(Collected data)
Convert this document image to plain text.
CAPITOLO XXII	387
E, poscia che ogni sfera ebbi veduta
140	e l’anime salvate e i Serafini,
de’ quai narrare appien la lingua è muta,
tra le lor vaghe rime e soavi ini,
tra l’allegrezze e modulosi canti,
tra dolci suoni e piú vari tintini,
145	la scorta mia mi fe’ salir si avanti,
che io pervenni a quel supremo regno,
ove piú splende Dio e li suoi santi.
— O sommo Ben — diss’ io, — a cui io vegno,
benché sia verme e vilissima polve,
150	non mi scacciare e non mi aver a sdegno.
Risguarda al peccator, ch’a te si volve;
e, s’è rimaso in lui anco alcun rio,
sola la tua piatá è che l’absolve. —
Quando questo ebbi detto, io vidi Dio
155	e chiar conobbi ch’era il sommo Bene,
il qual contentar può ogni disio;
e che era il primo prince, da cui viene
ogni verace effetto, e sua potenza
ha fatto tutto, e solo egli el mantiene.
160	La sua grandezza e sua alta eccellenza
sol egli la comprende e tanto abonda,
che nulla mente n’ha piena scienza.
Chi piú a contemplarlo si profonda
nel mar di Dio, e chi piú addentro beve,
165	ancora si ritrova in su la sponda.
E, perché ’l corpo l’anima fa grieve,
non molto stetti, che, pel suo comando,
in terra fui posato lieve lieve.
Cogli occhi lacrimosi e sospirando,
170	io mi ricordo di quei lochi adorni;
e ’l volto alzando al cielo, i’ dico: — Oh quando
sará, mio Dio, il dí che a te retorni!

(Do this)
Filter the entries down to the lines containing "ebbi". Copy each of those lines.

(Task output)
E, poscia che ogni sfera ebbi veduta
Quando questo ebbi detto, io vidi Dio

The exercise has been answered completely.